Work to do
Go through the material below and count the lines with the string "sisters"; the number is the whole answer.

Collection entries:

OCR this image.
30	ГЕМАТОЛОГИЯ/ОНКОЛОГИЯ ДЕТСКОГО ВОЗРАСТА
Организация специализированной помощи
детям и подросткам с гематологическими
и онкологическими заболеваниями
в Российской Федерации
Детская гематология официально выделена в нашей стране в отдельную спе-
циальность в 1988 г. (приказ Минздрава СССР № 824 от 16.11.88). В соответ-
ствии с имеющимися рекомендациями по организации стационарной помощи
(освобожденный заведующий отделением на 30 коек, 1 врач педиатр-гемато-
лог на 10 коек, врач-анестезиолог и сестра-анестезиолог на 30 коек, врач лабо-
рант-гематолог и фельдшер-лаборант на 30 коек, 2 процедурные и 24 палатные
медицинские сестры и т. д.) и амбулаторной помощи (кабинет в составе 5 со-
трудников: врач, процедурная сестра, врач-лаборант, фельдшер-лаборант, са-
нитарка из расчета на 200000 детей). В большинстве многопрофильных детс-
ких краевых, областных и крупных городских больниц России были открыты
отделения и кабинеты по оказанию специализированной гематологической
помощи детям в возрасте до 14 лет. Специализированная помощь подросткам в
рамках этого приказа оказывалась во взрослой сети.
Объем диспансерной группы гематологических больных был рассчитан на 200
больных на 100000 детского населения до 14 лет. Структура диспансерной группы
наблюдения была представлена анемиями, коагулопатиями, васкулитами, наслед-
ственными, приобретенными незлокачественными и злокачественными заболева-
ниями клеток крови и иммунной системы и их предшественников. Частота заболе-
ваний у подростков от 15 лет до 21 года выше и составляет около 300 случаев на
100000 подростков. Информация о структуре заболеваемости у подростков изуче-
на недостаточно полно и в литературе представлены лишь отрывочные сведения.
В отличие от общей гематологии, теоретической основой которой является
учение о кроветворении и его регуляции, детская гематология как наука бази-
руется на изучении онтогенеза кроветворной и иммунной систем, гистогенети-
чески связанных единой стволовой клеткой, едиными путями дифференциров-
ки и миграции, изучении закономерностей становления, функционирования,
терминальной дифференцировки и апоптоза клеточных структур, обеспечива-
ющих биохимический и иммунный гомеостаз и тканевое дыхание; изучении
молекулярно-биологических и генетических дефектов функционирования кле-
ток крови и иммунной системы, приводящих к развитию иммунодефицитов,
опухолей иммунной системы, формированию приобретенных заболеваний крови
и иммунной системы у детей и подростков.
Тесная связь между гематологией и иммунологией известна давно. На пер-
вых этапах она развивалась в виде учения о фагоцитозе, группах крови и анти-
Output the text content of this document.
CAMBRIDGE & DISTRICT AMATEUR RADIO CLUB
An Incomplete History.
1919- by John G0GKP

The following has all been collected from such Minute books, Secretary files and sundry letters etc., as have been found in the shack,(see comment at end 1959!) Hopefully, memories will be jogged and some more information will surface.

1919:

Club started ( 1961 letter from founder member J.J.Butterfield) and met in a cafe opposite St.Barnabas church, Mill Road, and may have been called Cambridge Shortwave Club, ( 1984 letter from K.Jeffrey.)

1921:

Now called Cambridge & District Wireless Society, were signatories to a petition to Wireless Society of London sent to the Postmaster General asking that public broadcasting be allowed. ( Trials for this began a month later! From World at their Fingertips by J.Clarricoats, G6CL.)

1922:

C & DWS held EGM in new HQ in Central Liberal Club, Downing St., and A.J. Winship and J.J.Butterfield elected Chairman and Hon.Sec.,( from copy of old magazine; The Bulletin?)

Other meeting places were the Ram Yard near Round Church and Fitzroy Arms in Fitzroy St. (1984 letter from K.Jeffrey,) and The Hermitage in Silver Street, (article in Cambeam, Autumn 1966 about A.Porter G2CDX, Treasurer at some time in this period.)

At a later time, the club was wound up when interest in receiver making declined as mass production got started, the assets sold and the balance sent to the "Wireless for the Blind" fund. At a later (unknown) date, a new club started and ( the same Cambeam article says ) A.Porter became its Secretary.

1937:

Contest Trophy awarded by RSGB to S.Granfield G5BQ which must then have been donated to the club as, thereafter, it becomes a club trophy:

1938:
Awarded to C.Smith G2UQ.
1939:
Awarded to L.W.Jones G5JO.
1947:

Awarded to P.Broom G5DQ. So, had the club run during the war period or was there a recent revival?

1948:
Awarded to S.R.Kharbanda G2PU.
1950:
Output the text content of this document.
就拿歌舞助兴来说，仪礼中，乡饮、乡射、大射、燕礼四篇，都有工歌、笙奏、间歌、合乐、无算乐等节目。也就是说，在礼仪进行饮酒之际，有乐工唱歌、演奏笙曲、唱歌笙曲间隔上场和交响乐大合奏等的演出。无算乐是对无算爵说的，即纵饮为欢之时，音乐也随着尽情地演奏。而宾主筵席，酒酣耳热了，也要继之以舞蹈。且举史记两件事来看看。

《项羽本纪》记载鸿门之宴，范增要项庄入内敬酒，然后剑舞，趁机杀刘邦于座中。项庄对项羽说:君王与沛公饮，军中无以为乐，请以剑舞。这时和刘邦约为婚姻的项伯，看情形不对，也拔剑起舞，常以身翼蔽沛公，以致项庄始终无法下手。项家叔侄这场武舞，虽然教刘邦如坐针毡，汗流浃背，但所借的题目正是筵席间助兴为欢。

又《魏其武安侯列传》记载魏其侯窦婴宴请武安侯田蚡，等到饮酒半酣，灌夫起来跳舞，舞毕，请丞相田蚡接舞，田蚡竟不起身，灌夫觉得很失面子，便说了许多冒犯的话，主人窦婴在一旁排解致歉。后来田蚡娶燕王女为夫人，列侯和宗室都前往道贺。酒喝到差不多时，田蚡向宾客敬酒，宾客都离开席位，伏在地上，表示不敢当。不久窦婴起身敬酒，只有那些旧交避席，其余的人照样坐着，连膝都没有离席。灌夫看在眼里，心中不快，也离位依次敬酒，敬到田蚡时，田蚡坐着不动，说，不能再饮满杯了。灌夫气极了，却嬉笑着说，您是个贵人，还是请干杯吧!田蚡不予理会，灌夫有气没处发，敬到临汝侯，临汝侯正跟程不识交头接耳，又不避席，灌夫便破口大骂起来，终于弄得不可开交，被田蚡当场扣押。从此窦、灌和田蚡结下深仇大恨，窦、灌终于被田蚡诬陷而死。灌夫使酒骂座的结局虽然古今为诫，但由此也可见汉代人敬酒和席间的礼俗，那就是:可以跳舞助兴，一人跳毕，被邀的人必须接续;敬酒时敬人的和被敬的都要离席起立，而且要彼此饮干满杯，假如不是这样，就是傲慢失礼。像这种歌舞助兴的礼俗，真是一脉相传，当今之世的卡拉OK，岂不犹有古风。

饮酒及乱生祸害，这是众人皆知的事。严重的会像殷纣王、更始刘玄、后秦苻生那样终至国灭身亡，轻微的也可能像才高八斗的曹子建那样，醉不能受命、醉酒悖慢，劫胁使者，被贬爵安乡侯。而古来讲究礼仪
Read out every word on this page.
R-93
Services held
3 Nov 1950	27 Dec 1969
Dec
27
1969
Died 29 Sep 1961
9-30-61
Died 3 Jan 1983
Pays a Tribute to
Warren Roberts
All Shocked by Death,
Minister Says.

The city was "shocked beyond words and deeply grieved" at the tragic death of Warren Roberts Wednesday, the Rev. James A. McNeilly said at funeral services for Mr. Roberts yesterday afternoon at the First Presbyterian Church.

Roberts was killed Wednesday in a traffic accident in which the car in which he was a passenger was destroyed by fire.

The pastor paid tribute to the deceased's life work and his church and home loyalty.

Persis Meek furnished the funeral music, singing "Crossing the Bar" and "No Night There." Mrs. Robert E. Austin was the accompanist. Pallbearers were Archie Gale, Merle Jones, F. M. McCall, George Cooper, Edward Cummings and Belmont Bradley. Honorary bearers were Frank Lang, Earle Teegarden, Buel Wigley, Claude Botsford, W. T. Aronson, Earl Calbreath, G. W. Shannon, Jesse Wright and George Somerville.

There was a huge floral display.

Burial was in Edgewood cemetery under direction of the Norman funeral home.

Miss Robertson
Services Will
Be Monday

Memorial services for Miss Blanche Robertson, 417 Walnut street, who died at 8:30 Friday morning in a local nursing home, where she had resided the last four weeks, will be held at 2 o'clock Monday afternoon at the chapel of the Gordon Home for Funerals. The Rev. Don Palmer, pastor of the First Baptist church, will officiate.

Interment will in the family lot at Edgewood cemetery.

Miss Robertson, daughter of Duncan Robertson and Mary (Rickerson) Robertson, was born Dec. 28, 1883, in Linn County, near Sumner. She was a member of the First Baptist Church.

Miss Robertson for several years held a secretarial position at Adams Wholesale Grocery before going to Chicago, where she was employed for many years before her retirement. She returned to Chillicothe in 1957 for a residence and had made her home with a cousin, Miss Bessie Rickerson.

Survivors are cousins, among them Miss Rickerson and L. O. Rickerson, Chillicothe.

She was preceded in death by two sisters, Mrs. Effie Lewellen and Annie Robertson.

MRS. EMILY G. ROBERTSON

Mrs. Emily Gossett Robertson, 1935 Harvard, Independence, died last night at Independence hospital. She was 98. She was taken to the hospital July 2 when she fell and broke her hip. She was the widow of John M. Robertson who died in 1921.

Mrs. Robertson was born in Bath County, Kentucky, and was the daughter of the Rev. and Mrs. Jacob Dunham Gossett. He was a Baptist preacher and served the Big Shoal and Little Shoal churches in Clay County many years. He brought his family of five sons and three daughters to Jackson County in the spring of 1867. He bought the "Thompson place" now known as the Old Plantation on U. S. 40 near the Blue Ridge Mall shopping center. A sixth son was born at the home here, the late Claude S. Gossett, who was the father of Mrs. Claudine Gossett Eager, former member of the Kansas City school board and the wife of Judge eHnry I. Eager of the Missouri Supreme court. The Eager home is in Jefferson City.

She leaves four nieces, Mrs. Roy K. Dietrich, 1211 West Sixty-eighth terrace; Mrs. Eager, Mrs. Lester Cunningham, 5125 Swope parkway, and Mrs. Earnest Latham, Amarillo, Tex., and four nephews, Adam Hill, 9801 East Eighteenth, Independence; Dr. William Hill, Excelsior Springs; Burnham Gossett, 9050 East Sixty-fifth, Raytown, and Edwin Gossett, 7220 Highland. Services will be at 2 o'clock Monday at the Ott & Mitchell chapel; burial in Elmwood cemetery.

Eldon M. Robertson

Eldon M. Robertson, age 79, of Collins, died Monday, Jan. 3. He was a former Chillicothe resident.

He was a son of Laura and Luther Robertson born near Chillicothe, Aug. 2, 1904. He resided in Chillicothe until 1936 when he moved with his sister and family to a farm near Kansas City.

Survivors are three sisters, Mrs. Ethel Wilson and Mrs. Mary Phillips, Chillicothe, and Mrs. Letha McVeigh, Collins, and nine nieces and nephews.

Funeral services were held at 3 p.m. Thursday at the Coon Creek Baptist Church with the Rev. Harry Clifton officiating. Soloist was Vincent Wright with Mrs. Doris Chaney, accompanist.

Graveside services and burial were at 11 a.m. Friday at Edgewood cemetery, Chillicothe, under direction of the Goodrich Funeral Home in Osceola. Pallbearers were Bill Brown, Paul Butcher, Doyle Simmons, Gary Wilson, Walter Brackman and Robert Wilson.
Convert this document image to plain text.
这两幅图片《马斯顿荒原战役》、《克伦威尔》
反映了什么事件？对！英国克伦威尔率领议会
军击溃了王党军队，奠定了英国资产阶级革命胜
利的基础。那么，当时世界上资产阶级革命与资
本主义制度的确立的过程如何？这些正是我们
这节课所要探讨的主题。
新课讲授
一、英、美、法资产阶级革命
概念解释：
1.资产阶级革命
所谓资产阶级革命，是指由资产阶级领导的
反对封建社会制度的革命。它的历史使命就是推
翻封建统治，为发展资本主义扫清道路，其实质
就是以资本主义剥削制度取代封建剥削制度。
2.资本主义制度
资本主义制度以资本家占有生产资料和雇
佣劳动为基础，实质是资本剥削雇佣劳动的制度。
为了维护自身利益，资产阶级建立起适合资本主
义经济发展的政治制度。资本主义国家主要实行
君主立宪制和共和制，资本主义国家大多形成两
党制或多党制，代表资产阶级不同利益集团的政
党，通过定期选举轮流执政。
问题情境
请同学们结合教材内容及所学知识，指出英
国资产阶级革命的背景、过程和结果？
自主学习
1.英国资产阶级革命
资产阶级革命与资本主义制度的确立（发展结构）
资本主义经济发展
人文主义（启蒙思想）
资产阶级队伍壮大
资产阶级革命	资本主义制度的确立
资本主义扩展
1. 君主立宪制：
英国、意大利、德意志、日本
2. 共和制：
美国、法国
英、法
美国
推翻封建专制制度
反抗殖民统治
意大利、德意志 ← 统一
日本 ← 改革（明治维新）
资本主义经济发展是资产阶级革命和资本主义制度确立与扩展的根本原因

Task answer
2